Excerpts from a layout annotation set
__________

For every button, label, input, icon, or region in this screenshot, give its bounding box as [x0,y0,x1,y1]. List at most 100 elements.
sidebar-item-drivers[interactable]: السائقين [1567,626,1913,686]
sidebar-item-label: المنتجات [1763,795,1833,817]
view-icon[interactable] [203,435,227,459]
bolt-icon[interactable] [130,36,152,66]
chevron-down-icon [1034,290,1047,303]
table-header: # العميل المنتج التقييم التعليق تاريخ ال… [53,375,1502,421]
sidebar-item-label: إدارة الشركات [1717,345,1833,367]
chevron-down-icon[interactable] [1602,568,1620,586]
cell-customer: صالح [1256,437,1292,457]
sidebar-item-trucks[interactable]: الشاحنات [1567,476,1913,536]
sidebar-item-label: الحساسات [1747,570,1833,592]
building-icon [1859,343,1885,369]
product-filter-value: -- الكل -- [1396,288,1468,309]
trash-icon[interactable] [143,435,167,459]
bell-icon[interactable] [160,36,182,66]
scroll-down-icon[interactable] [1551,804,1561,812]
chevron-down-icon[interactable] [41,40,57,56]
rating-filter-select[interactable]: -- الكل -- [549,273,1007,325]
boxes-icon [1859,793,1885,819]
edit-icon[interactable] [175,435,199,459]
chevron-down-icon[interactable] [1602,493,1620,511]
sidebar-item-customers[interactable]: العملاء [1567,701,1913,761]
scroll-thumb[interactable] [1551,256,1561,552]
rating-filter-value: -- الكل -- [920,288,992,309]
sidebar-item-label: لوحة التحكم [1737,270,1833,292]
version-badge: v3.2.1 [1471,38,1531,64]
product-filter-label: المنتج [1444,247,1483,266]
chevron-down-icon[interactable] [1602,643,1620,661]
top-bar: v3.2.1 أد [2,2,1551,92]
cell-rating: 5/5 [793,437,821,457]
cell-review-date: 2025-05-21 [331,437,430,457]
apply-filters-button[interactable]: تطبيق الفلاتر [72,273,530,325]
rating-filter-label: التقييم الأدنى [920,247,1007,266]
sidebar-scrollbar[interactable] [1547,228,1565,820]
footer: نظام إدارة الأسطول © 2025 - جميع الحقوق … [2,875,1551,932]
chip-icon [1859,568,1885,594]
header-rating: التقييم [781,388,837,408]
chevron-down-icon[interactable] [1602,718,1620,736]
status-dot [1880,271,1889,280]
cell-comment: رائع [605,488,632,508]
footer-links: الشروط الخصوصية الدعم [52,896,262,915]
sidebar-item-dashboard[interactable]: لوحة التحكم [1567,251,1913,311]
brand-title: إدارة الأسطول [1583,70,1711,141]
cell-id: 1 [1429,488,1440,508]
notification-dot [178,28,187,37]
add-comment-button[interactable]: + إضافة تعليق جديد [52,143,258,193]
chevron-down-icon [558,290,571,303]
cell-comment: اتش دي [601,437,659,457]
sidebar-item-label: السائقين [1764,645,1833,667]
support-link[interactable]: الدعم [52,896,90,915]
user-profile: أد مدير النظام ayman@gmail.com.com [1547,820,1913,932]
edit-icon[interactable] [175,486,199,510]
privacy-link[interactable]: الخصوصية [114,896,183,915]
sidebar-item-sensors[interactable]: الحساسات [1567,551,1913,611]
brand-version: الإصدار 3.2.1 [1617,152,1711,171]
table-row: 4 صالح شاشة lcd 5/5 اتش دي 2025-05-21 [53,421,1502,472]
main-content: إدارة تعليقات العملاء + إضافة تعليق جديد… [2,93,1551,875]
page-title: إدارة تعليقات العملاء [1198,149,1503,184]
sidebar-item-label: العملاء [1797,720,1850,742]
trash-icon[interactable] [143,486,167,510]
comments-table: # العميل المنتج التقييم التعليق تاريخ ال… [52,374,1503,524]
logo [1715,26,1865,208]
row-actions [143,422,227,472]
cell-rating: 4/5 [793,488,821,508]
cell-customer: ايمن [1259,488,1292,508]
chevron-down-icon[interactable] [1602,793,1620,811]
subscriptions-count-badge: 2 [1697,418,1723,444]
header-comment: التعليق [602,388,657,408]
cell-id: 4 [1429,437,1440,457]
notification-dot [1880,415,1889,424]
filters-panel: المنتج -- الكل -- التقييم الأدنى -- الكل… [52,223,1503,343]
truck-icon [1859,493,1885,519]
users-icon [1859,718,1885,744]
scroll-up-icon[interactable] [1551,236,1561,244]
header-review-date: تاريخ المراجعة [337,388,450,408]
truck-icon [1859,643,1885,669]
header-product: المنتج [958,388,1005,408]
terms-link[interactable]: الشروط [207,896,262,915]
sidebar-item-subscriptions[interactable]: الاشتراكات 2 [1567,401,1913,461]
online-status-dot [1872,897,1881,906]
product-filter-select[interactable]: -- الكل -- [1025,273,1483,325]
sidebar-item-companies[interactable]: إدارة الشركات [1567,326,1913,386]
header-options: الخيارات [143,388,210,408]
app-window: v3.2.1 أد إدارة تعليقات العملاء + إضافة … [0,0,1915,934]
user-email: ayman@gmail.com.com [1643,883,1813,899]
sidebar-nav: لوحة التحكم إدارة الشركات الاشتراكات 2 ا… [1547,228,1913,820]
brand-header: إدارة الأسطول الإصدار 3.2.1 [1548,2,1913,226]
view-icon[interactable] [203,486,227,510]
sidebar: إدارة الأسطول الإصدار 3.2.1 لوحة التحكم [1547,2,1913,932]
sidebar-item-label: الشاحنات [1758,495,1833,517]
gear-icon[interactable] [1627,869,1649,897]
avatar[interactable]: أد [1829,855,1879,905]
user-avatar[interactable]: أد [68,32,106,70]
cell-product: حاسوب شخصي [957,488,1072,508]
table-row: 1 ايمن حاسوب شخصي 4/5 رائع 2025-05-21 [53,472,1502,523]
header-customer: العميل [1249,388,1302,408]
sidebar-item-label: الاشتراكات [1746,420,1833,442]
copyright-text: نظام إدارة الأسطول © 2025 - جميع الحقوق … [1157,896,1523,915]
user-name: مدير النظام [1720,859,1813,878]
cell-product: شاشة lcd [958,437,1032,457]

__________

EXERCISE DETAILS → Pick out every line of the records above that contains the string "التعليق" and copy those lines. Letter case must match.

SOLUTION →
table-header: # العميل المنتج التقييم التعليق تاريخ ال… [53,375,1502,421]
comments-table: # العميل المنتج التقييم التعليق تاريخ ال… [52,374,1503,524]
header-comment: التعليق [602,388,657,408]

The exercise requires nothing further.